> **Stated task**:
Each line that holds the word "text" counts once; report the total and nothing else.

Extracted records
^^^^^^^^^^^^^^^^

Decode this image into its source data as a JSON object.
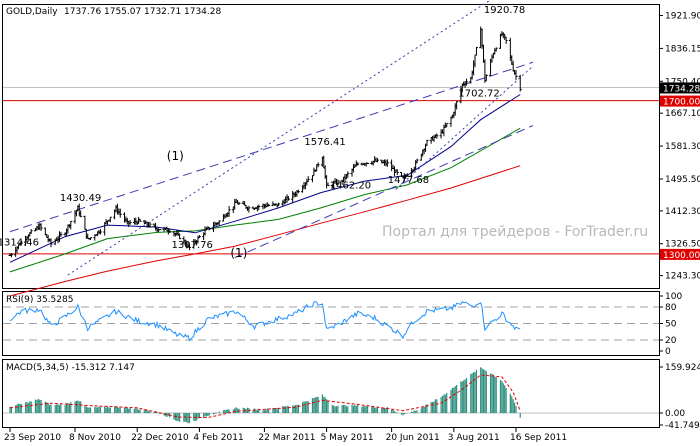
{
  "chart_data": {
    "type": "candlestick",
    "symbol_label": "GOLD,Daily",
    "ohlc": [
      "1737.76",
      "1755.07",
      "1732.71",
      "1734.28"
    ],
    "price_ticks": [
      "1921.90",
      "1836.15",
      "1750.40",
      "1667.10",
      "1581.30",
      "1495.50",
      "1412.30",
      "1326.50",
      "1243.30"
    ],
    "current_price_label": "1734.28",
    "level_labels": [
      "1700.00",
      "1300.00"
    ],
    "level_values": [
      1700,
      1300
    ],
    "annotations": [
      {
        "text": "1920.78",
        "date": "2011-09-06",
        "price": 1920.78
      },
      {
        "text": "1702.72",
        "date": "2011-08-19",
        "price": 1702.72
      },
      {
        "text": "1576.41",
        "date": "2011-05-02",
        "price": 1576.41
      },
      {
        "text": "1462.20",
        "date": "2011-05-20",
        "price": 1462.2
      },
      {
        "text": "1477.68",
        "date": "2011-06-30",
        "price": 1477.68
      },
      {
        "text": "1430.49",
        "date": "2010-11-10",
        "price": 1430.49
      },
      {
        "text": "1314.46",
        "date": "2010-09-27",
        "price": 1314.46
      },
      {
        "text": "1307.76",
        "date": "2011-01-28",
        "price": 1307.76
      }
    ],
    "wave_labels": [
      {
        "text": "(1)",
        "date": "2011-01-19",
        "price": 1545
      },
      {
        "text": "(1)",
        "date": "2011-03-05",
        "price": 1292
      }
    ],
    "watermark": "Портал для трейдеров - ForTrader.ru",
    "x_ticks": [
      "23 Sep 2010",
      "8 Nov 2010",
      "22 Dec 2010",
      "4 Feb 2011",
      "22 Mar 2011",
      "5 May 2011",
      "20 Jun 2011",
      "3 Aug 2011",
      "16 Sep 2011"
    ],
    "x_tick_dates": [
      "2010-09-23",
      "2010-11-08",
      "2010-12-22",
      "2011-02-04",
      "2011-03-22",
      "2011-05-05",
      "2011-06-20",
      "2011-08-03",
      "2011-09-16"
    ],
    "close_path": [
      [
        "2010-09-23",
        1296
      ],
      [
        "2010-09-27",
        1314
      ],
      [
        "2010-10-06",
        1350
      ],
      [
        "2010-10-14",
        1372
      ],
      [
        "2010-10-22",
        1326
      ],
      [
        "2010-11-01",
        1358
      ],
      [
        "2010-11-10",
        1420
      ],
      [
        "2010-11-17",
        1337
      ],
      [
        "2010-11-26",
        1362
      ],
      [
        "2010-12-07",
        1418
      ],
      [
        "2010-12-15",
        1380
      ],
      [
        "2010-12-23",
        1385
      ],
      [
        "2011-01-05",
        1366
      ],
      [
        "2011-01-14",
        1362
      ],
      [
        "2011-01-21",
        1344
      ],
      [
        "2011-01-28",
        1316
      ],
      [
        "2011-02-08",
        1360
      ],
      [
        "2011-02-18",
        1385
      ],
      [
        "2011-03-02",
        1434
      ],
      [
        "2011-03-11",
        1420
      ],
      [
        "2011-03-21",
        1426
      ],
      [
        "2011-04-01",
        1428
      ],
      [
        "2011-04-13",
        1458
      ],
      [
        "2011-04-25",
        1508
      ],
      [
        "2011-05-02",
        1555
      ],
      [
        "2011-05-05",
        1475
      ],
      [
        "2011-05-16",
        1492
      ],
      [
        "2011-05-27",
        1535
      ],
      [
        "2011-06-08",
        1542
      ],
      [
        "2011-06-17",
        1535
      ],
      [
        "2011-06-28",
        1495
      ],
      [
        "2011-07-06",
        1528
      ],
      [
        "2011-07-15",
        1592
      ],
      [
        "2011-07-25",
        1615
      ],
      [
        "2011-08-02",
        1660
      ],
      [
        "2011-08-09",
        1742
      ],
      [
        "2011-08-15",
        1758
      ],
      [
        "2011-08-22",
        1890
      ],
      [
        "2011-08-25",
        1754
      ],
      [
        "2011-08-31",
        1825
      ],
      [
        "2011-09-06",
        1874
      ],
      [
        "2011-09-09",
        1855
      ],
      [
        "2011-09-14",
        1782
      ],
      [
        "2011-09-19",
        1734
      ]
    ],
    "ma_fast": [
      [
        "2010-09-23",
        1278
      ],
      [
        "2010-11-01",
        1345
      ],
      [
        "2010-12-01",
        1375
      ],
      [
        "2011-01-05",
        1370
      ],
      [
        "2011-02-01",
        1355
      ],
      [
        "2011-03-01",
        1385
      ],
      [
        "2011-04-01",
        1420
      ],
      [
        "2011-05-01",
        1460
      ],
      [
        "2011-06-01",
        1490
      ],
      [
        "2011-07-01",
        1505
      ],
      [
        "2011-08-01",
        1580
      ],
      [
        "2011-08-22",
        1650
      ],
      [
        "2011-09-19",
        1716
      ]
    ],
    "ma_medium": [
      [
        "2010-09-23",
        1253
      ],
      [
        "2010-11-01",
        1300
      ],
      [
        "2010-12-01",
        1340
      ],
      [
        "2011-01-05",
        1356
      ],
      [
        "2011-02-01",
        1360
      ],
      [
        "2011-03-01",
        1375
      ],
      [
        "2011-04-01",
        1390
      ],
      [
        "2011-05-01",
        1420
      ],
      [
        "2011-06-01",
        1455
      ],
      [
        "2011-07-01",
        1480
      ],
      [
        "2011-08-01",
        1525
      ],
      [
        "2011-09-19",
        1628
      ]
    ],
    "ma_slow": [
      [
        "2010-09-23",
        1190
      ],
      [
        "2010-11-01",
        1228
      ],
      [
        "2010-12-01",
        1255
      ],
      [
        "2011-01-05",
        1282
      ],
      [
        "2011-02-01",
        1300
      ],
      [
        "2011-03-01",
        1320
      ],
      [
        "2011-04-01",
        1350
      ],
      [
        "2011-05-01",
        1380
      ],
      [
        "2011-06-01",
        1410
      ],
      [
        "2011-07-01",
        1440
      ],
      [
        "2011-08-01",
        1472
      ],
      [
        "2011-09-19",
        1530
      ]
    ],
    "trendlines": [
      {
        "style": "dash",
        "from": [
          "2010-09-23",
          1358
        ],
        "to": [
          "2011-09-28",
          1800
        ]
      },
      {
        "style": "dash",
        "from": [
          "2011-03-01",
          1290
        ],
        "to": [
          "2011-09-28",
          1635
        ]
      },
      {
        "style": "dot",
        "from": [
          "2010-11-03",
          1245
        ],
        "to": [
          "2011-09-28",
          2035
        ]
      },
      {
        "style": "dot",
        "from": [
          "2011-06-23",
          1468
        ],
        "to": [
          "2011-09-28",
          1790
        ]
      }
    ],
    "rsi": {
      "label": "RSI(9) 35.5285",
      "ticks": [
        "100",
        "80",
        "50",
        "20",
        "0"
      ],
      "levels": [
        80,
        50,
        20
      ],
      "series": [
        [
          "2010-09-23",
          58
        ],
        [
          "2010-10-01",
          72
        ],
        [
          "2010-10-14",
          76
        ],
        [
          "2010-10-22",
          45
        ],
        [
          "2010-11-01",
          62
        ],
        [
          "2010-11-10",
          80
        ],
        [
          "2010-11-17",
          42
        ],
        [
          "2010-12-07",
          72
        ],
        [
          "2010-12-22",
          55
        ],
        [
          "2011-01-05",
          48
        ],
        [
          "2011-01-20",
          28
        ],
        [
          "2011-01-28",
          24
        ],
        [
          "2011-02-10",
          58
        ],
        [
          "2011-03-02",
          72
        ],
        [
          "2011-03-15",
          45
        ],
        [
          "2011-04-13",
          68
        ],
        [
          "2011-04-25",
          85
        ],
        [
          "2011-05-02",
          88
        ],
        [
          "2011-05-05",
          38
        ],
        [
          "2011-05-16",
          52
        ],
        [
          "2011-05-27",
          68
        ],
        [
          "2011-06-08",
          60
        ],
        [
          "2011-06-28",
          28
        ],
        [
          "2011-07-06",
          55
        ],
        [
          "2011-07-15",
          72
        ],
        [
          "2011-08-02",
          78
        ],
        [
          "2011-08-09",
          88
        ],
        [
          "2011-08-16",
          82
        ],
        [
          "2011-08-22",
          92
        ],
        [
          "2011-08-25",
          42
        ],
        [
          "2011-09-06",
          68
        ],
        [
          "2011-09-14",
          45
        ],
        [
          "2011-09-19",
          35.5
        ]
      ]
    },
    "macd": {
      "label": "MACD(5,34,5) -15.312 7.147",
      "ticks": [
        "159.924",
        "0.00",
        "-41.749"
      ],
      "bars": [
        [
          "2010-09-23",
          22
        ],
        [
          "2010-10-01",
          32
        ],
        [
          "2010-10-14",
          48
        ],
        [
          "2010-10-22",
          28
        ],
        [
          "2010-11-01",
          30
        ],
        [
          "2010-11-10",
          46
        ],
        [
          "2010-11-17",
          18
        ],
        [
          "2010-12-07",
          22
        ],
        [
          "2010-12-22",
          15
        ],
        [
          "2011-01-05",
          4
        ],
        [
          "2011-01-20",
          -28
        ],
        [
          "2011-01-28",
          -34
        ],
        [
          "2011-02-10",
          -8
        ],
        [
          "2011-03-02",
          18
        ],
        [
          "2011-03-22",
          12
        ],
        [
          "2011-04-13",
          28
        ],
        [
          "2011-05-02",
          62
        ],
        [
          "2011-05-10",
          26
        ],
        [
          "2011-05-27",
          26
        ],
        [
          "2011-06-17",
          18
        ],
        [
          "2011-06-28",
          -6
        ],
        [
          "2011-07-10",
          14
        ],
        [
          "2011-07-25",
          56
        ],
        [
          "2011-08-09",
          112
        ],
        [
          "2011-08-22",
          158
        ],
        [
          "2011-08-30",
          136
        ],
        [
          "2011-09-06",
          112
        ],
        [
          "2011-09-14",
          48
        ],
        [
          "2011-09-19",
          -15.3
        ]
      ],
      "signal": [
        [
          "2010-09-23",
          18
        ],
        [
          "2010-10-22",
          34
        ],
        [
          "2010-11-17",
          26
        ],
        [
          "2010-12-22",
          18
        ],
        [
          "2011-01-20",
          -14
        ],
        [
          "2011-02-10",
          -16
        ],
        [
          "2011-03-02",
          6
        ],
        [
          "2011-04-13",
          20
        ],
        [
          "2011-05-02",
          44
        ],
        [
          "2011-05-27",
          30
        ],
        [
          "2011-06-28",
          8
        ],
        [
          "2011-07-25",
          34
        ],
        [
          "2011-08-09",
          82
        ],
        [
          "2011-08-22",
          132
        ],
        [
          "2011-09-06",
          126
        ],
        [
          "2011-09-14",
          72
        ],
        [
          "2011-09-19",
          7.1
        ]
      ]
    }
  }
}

^^^^^^^^^^^^^^^^

> **Response below**:
10